Task goal ▸
Identify every line in the records below that contains the word "故选项不符合题意", and reproduce each one.

Extracted information ▸
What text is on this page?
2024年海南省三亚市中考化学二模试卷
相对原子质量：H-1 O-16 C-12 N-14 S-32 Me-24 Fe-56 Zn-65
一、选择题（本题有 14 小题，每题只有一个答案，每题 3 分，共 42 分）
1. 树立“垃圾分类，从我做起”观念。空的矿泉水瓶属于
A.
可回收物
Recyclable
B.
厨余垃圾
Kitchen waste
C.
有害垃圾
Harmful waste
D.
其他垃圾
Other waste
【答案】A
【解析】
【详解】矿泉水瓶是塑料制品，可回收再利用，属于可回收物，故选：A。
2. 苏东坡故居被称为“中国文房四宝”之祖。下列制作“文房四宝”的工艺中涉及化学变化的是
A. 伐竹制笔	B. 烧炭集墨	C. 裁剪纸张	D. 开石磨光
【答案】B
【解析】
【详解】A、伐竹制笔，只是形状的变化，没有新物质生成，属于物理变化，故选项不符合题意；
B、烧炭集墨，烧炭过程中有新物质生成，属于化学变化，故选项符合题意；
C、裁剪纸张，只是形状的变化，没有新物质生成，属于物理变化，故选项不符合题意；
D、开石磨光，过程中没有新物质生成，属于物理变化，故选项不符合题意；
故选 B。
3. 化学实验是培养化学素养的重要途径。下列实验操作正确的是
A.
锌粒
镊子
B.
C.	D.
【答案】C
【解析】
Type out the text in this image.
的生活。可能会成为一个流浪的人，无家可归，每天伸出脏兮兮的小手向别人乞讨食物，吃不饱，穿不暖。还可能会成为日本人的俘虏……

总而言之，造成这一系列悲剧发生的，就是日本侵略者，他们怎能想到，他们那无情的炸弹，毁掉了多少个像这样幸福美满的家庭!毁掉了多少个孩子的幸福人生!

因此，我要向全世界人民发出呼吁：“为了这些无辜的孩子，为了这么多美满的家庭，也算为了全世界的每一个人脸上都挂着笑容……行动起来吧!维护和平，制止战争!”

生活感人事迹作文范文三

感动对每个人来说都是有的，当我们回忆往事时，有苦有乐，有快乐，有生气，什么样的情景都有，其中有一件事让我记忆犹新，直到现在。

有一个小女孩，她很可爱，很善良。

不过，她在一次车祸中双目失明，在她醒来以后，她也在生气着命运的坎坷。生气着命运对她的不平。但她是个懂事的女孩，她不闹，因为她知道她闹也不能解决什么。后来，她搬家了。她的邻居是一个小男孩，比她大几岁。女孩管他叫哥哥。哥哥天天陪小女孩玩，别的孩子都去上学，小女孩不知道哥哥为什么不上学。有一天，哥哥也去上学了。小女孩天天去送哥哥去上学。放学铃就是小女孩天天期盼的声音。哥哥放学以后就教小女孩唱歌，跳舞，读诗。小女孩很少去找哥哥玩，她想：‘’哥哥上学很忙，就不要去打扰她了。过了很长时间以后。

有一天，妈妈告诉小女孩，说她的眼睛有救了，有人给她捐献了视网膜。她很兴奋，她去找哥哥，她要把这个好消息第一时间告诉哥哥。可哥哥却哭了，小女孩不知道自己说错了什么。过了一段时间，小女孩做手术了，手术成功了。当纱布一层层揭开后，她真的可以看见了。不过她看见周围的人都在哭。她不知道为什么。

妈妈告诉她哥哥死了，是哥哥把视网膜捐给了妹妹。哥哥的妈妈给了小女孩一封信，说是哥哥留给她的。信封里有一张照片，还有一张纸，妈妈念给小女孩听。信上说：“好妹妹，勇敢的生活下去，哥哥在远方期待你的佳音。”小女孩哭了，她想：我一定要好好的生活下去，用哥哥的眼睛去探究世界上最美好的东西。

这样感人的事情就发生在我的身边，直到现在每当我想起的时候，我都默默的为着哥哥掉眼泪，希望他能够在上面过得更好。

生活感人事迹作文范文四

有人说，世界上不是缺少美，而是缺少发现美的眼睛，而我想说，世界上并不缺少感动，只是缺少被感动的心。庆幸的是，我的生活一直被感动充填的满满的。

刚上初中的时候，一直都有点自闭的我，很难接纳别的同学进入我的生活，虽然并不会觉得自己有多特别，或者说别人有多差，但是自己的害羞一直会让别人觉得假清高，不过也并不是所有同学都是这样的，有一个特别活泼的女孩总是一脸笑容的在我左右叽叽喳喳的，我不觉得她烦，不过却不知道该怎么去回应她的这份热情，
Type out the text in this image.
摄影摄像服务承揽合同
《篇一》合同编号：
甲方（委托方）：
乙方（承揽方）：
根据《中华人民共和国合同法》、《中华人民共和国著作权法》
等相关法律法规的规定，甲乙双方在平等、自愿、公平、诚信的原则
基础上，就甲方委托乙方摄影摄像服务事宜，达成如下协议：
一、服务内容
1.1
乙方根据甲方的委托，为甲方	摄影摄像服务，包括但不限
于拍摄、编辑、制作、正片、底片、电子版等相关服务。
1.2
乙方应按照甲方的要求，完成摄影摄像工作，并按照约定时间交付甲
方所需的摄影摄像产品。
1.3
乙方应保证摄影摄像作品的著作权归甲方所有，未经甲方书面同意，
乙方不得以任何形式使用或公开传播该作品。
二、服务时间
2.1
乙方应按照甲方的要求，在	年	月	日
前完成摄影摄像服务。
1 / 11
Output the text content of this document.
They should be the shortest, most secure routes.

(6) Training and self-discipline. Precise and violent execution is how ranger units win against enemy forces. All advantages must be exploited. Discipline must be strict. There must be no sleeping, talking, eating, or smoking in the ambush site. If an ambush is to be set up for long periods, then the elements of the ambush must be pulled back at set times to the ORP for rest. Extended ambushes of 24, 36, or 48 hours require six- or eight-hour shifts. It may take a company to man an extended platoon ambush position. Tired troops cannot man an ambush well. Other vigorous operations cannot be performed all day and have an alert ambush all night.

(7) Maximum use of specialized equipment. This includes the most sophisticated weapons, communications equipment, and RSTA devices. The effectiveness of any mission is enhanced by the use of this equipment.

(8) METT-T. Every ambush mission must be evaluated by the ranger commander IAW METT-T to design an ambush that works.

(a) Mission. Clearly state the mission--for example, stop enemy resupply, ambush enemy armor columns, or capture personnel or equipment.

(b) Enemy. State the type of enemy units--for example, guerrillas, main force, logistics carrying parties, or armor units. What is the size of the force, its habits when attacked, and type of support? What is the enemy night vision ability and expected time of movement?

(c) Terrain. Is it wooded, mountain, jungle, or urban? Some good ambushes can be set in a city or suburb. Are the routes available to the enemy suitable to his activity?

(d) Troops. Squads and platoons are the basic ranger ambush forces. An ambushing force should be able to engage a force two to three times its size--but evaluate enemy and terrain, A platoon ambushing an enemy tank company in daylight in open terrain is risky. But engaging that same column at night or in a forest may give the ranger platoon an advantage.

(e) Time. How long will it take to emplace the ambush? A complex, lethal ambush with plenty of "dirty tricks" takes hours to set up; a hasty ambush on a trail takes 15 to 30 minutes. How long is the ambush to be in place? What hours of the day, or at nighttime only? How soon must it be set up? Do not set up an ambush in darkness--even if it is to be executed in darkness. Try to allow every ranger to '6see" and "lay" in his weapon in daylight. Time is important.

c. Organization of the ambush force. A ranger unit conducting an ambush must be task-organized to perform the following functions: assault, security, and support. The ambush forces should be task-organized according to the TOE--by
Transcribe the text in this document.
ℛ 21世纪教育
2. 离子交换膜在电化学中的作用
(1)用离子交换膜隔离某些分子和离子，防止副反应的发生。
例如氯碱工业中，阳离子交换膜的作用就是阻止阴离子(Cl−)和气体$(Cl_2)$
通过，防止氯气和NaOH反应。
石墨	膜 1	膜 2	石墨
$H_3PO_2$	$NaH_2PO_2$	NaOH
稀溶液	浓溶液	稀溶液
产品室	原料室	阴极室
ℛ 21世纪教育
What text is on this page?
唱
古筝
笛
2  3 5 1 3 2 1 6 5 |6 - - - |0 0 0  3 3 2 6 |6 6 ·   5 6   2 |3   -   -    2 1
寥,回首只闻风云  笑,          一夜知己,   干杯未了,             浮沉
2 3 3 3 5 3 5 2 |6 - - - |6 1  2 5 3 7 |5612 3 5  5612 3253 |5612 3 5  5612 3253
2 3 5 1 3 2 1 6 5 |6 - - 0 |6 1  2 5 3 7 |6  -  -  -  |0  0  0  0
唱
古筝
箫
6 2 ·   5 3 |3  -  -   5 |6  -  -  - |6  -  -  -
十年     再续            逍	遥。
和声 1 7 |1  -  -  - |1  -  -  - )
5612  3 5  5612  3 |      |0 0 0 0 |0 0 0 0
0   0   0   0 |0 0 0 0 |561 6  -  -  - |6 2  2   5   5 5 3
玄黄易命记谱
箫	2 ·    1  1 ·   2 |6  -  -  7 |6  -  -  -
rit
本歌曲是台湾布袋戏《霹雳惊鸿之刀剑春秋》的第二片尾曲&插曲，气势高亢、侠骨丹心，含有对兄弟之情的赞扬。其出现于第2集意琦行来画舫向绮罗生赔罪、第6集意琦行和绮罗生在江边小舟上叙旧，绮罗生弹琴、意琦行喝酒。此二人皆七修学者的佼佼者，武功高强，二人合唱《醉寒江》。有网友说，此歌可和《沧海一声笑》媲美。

Result for this exercise ▸
【详解】A、伐竹制笔，只是形状的变化，没有新物质生成，属于物理变化，故选项不符合题意；
C、裁剪纸张，只是形状的变化，没有新物质生成，属于物理变化，故选项不符合题意；
D、开石磨光，过程中没有新物质生成，属于物理变化，故选项不符合题意；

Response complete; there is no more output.